[Data excerpts]
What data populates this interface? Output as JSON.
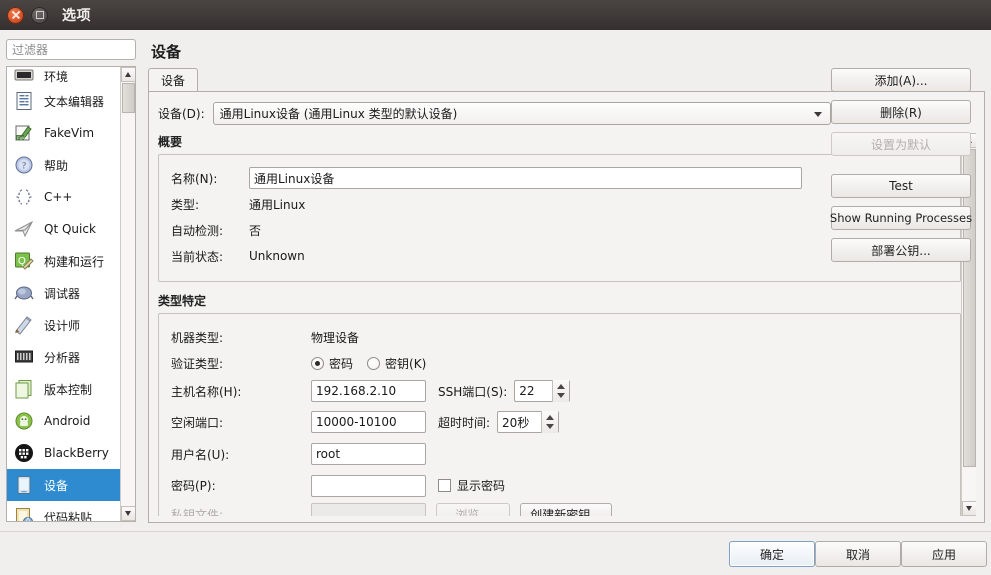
{
  "window": {
    "title": "选项",
    "close_icon": "close-icon",
    "maximize_icon": "maximize-icon"
  },
  "sidebar": {
    "filter_placeholder": "过滤器",
    "filter_value": "",
    "items": [
      {
        "label": "环境",
        "icon": "environment-icon",
        "selected": false,
        "partial": true
      },
      {
        "label": "文本编辑器",
        "icon": "text-editor-icon",
        "selected": false
      },
      {
        "label": "FakeVim",
        "icon": "fakevim-icon",
        "selected": false
      },
      {
        "label": "帮助",
        "icon": "help-icon",
        "selected": false
      },
      {
        "label": "C++",
        "icon": "cpp-icon",
        "selected": false
      },
      {
        "label": "Qt Quick",
        "icon": "qtquick-icon",
        "selected": false
      },
      {
        "label": "构建和运行",
        "icon": "build-run-icon",
        "selected": false
      },
      {
        "label": "调试器",
        "icon": "debugger-icon",
        "selected": false
      },
      {
        "label": "设计师",
        "icon": "designer-icon",
        "selected": false
      },
      {
        "label": "分析器",
        "icon": "analyzer-icon",
        "selected": false
      },
      {
        "label": "版本控制",
        "icon": "version-control-icon",
        "selected": false
      },
      {
        "label": "Android",
        "icon": "android-icon",
        "selected": false
      },
      {
        "label": "BlackBerry",
        "icon": "blackberry-icon",
        "selected": false
      },
      {
        "label": "设备",
        "icon": "device-icon",
        "selected": true
      },
      {
        "label": "代码粘贴",
        "icon": "code-paste-icon",
        "selected": false
      }
    ],
    "selected_bg": "#2e8bd0",
    "selected_fg": "#ffffff"
  },
  "page": {
    "title": "设备",
    "tabs": [
      {
        "label": "设备",
        "active": true
      }
    ]
  },
  "device_selector": {
    "label": "设备(D):",
    "value": "通用Linux设备 (通用Linux 类型的默认设备)",
    "dropdown_icon": "chevron-down-icon"
  },
  "overview": {
    "title": "概要",
    "name_label": "名称(N):",
    "name_value": "通用Linux设备",
    "rows": [
      {
        "key": "类型:",
        "value": "通用Linux"
      },
      {
        "key": "自动检测:",
        "value": "否"
      },
      {
        "key": "当前状态:",
        "value": "Unknown"
      }
    ]
  },
  "type_specific": {
    "title": "类型特定",
    "machine_type_label": "机器类型:",
    "machine_type_value": "物理设备",
    "auth_type_label": "验证类型:",
    "auth_options": [
      {
        "label": "密码",
        "checked": true
      },
      {
        "label": "密钥(K)",
        "checked": false
      }
    ],
    "host_label": "主机名称(H):",
    "host_value": "192.168.2.10",
    "ssh_port_label": "SSH端口(S):",
    "ssh_port_value": "22",
    "free_ports_label": "空闲端口:",
    "free_ports_value": "10000-10100",
    "timeout_label": "超时时间:",
    "timeout_value": "20秒",
    "username_label": "用户名(U):",
    "username_value": "root",
    "password_label": "密码(P):",
    "password_value": "",
    "show_password_label": "显示密码",
    "show_password_checked": false,
    "private_key_label": "私钥文件:",
    "private_key_value": "",
    "browse_label": "浏览...",
    "create_key_label": "创建新密钥..."
  },
  "side_buttons": [
    {
      "label": "添加(A)...",
      "name": "add-button",
      "disabled": false
    },
    {
      "label": "删除(R)",
      "name": "remove-button",
      "disabled": false
    },
    {
      "label": "设置为默认",
      "name": "set-default-button",
      "disabled": true
    },
    {
      "label": "Test",
      "name": "test-button",
      "disabled": false
    },
    {
      "label": "Show Running Processes",
      "name": "show-running-processes-button",
      "disabled": false
    },
    {
      "label": "部署公钥...",
      "name": "deploy-public-key-button",
      "disabled": false
    }
  ],
  "dialog_buttons": {
    "ok": "确定",
    "cancel": "取消",
    "apply": "应用"
  }
}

Problem to solve | Copy out all the records exactly, excluding pictures.

Finished answer |
What data populates this interface? Output as JSON.
{
  "window": {
    "title": "选项",
    "close_icon": "close-icon",
    "maximize_icon": "maximize-icon"
  },
  "sidebar": {
    "filter_placeholder": "过滤器",
    "filter_value": "",
    "items": [
      {
        "label": "环境",
        "icon": "environment-icon",
        "selected": false,
        "partial": true
      },
      {
        "label": "文本编辑器",
        "icon": "text-editor-icon",
        "selected": false
      },
      {
        "label": "FakeVim",
        "icon": "fakevim-icon",
        "selected": false
      },
      {
        "label": "帮助",
        "icon": "help-icon",
        "selected": false
      },
      {
        "label": "C++",
        "icon": "cpp-icon",
        "selected": false
      },
      {
        "label": "Qt Quick",
        "icon": "qtquick-icon",
        "selected": false
      },
      {
        "label": "构建和运行",
        "icon": "build-run-icon",
        "selected": false
      },
      {
        "label": "调试器",
        "icon": "debugger-icon",
        "selected": false
      },
      {
        "label": "设计师",
        "icon": "designer-icon",
        "selected": false
      },
      {
        "label": "分析器",
        "icon": "analyzer-icon",
        "selected": false
      },
      {
        "label": "版本控制",
        "icon": "version-control-icon",
        "selected": false
      },
      {
        "label": "Android",
        "icon": "android-icon",
        "selected": false
      },
      {
        "label": "BlackBerry",
        "icon": "blackberry-icon",
        "selected": false
      },
      {
        "label": "设备",
        "icon": "device-icon",
        "selected": true
      },
      {
        "label": "代码粘贴",
        "icon": "code-paste-icon",
        "selected": false
      }
    ],
    "selected_bg": "#2e8bd0",
    "selected_fg": "#ffffff"
  },
  "page": {
    "title": "设备",
    "tabs": [
      {
        "label": "设备",
        "active": true
      }
    ]
  },
  "device_selector": {
    "label": "设备(D):",
    "value": "通用Linux设备 (通用Linux 类型的默认设备)",
    "dropdown_icon": "chevron-down-icon"
  },
  "overview": {
    "title": "概要",
    "name_label": "名称(N):",
    "name_value": "通用Linux设备",
    "rows": [
      {
        "key": "类型:",
        "value": "通用Linux"
      },
      {
        "key": "自动检测:",
        "value": "否"
      },
      {
        "key": "当前状态:",
        "value": "Unknown"
      }
    ]
  },
  "type_specific": {
    "title": "类型特定",
    "machine_type_label": "机器类型:",
    "machine_type_value": "物理设备",
    "auth_type_label": "验证类型:",
    "auth_options": [
      {
        "label": "密码",
        "checked": true
      },
      {
        "label": "密钥(K)",
        "checked": false
      }
    ],
    "host_label": "主机名称(H):",
    "host_value": "192.168.2.10",
    "ssh_port_label": "SSH端口(S):",
    "ssh_port_value": "22",
    "free_ports_label": "空闲端口:",
    "free_ports_value": "10000-10100",
    "timeout_label": "超时时间:",
    "timeout_value": "20秒",
    "username_label": "用户名(U):",
    "username_value": "root",
    "password_label": "密码(P):",
    "password_value": "",
    "show_password_label": "显示密码",
    "show_password_checked": false,
    "private_key_label": "私钥文件:",
    "private_key_value": "",
    "browse_label": "浏览...",
    "create_key_label": "创建新密钥..."
  },
  "side_buttons": [
    {
      "label": "添加(A)...",
      "name": "add-button",
      "disabled": false
    },
    {
      "label": "删除(R)",
      "name": "remove-button",
      "disabled": false
    },
    {
      "label": "设置为默认",
      "name": "set-default-button",
      "disabled": true
    },
    {
      "label": "Test",
      "name": "test-button",
      "disabled": false
    },
    {
      "label": "Show Running Processes",
      "name": "show-running-processes-button",
      "disabled": false
    },
    {
      "label": "部署公钥...",
      "name": "deploy-public-key-button",
      "disabled": false
    }
  ],
  "dialog_buttons": {
    "ok": "确定",
    "cancel": "取消",
    "apply": "应用"
  }
}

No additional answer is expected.